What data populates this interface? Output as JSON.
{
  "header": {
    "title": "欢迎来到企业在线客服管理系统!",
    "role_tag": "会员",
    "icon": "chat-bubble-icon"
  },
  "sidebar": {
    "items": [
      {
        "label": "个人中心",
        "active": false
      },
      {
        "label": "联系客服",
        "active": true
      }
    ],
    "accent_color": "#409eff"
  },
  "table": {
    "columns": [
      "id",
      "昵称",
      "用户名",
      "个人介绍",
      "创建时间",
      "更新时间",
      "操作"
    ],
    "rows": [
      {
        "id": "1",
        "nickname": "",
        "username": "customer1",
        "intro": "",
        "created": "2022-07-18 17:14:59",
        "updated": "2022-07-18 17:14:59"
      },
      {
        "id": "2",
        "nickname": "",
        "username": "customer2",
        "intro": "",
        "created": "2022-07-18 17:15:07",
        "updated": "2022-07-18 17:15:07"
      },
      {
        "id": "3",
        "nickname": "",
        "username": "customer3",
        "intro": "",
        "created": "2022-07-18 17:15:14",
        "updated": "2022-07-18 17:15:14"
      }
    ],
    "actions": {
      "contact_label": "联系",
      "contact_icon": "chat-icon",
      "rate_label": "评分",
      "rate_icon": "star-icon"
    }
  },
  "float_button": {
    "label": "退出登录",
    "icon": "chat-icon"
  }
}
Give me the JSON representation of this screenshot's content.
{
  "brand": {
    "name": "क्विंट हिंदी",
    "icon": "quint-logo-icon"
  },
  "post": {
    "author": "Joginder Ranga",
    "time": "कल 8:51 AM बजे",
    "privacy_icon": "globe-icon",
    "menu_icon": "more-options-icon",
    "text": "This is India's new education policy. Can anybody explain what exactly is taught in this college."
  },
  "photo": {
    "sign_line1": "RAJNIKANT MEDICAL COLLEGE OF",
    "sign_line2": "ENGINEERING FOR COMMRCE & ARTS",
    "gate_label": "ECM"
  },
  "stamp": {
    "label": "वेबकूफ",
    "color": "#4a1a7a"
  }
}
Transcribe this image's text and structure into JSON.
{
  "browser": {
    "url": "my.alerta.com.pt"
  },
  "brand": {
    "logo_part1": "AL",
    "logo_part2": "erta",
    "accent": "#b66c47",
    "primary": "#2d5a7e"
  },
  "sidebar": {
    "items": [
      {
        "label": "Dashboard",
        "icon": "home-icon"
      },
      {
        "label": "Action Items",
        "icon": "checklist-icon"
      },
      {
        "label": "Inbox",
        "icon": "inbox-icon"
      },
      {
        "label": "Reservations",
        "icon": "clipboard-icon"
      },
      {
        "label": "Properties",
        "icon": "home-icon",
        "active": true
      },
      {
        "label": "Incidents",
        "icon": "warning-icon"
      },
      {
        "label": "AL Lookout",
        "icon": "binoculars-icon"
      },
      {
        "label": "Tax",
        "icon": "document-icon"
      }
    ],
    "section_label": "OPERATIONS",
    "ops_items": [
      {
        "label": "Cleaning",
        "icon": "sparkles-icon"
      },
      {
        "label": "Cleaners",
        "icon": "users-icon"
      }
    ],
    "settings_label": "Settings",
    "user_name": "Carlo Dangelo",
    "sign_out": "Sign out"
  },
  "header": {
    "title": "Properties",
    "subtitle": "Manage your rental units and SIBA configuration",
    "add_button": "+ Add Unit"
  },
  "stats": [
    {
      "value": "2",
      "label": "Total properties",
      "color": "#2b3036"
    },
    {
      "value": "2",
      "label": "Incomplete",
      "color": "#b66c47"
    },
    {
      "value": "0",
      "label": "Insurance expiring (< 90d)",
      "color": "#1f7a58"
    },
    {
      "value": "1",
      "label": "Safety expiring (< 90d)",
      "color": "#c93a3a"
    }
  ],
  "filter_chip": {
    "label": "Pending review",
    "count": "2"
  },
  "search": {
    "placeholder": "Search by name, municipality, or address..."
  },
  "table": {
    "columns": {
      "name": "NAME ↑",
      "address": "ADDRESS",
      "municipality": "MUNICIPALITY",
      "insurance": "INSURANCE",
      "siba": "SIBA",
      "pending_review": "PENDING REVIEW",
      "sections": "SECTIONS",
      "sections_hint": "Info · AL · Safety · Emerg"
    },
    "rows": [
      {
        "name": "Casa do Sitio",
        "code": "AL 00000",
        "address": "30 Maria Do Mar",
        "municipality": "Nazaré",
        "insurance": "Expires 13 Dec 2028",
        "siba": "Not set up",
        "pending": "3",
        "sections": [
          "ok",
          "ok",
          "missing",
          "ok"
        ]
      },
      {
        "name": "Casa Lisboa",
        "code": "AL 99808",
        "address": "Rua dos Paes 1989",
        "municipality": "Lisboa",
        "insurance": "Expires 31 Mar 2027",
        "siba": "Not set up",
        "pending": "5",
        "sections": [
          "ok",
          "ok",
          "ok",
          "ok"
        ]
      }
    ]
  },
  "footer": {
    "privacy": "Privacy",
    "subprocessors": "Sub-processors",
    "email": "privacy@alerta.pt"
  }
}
++++
__WHAT TO WORK ON__. In the records above, find each line that holds the word "Expires"; copy all such lines.

__RESULT BELOW__.
        "insurance": "Expires 13 Dec 2028",
        "insurance": "Expires 31 Mar 2027",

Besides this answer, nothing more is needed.